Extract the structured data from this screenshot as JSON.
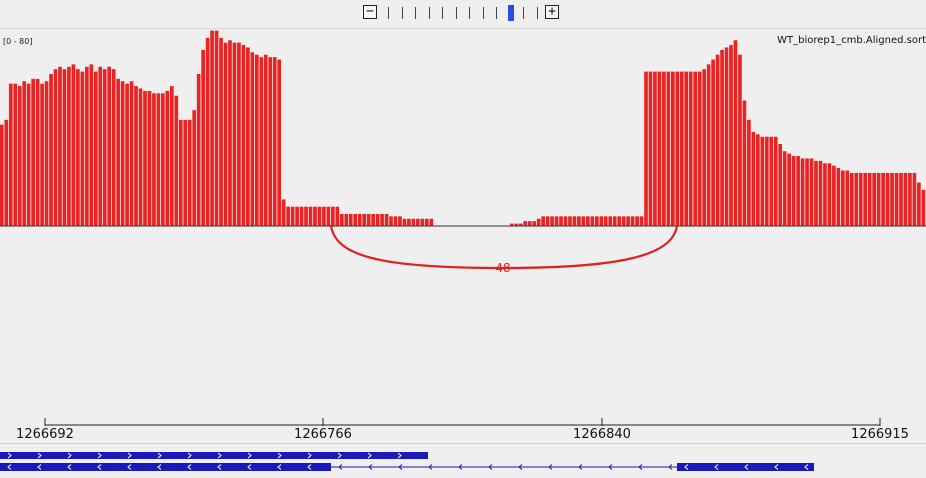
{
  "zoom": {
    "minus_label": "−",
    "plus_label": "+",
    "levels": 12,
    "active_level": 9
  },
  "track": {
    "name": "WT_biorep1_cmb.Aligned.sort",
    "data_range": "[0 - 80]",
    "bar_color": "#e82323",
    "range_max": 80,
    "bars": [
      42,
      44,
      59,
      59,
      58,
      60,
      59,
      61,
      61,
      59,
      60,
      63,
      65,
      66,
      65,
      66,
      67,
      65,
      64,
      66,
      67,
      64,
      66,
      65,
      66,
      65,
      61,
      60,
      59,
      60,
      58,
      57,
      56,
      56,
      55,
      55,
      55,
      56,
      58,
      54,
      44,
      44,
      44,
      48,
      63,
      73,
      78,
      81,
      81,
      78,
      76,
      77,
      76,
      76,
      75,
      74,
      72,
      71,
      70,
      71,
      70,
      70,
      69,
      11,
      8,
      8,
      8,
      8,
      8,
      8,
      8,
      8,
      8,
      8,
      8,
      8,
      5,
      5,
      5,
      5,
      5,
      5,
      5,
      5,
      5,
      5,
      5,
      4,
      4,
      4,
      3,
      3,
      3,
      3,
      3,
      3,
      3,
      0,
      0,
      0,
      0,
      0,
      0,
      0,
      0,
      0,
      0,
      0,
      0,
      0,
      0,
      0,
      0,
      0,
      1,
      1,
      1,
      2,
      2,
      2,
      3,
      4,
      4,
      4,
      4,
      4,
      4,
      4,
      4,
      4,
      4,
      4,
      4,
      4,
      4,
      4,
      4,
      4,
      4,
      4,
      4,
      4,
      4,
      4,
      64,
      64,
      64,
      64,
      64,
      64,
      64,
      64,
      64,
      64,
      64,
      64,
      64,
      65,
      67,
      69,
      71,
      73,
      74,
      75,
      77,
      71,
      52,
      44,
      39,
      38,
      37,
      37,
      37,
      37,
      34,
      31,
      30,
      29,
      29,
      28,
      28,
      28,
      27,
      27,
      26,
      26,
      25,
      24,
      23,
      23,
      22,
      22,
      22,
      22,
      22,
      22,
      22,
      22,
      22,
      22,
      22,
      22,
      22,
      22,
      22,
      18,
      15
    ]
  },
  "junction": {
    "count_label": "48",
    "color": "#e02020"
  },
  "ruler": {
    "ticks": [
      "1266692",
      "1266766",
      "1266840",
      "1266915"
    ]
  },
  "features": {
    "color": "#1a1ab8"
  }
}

---

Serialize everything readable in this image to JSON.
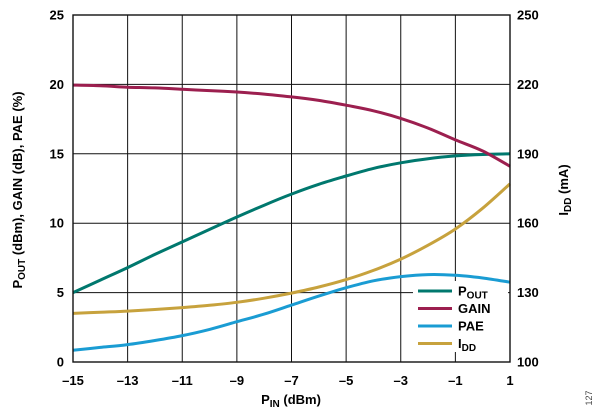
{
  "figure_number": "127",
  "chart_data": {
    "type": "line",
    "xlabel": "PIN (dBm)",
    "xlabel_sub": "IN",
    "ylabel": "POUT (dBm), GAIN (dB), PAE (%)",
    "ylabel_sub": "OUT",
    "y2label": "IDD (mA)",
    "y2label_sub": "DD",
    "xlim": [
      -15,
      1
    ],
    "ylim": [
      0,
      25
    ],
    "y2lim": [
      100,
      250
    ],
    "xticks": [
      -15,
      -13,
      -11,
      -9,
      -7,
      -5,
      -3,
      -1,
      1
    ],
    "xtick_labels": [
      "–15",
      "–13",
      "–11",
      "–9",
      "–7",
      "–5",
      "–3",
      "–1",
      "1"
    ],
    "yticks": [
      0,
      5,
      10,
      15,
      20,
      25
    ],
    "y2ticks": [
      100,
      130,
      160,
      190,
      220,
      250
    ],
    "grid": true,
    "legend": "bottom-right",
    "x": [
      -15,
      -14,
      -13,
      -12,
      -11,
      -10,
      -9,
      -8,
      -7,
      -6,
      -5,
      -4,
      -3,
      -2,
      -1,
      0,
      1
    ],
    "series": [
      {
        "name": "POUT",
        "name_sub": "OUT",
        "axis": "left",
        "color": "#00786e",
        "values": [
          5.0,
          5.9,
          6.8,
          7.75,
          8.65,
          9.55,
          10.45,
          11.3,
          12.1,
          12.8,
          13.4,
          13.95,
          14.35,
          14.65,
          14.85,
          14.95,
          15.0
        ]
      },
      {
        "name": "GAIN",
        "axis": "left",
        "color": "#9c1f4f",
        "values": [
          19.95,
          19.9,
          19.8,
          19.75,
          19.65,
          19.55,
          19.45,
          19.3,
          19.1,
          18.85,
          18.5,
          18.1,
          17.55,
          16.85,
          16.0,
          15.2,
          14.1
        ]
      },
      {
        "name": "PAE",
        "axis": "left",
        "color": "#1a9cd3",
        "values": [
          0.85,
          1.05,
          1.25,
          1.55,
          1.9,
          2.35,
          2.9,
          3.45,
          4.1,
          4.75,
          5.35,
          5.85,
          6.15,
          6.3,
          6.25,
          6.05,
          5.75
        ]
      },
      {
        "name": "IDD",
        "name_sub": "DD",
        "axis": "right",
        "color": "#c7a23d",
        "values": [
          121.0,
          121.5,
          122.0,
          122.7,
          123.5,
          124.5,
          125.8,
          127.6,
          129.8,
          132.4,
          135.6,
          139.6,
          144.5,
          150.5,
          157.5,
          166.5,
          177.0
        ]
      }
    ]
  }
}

TO DO: Using the material above, gather every line that includes "GAIN".

CORRECT ANSWER:
    "ylabel": "POUT (dBm), GAIN (dB), PAE (%)",
        "name": "GAIN",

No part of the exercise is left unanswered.